__Material to process__:
━━━━━━━━━━━━━━━━━━━━━━━━━━━━━━

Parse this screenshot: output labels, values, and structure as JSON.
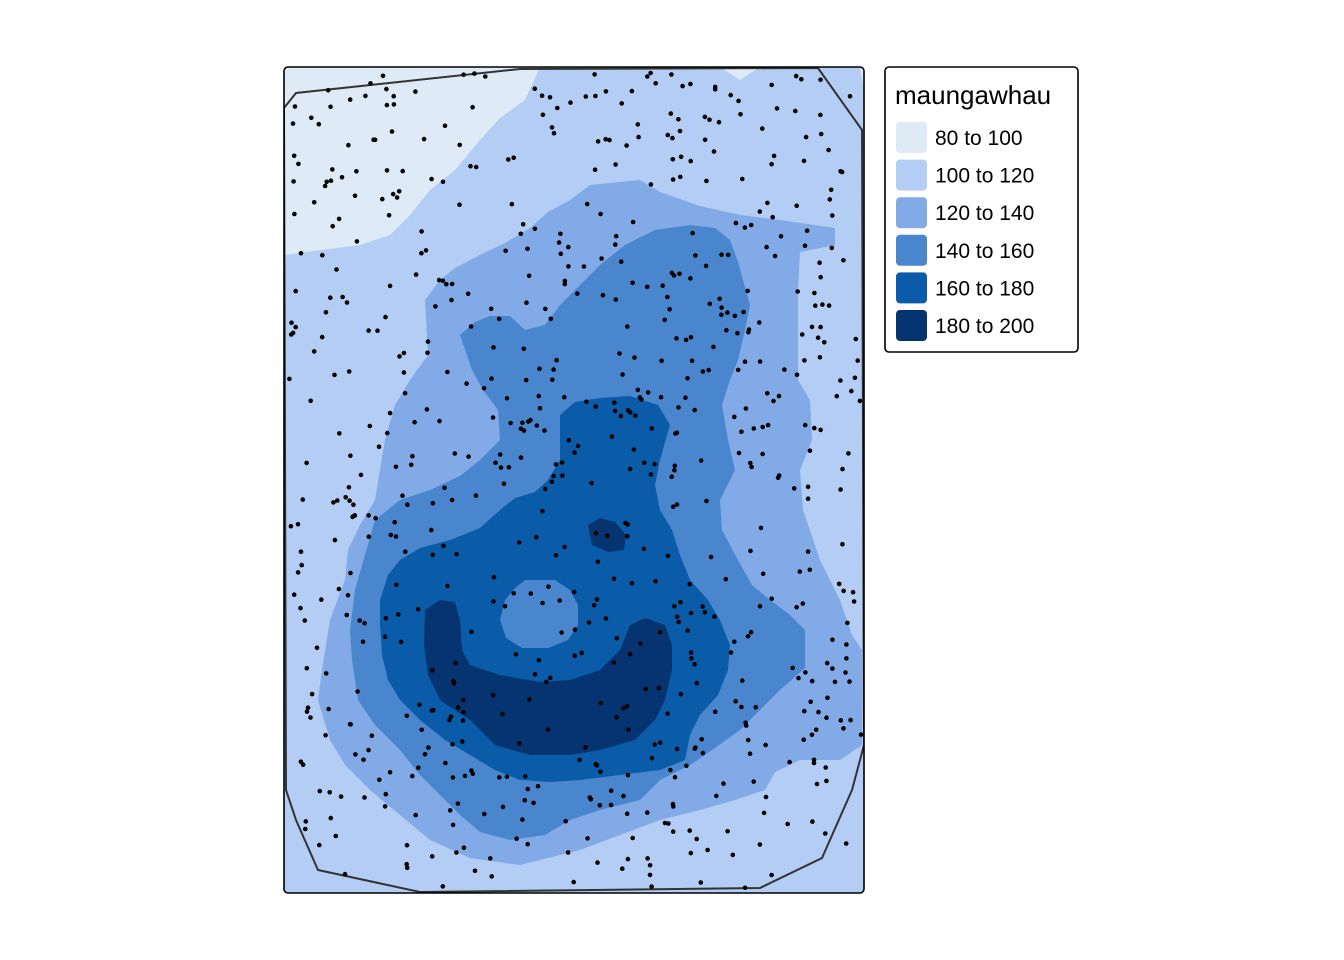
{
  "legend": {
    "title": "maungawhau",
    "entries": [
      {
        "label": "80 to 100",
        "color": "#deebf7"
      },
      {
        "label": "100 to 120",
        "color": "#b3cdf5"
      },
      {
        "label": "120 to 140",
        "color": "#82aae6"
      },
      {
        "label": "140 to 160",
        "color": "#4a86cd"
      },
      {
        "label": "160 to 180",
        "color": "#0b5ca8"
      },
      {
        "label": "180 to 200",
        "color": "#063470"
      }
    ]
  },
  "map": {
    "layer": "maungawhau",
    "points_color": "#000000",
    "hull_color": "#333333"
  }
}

━━━━━━━━━━━━━━━━━━━━━━━━━━━━━━

__Task objective__: Copy each line holding the word "maungawhau" from the listing above.

__Written answer__:
    "title": "maungawhau",
    "layer": "maungawhau",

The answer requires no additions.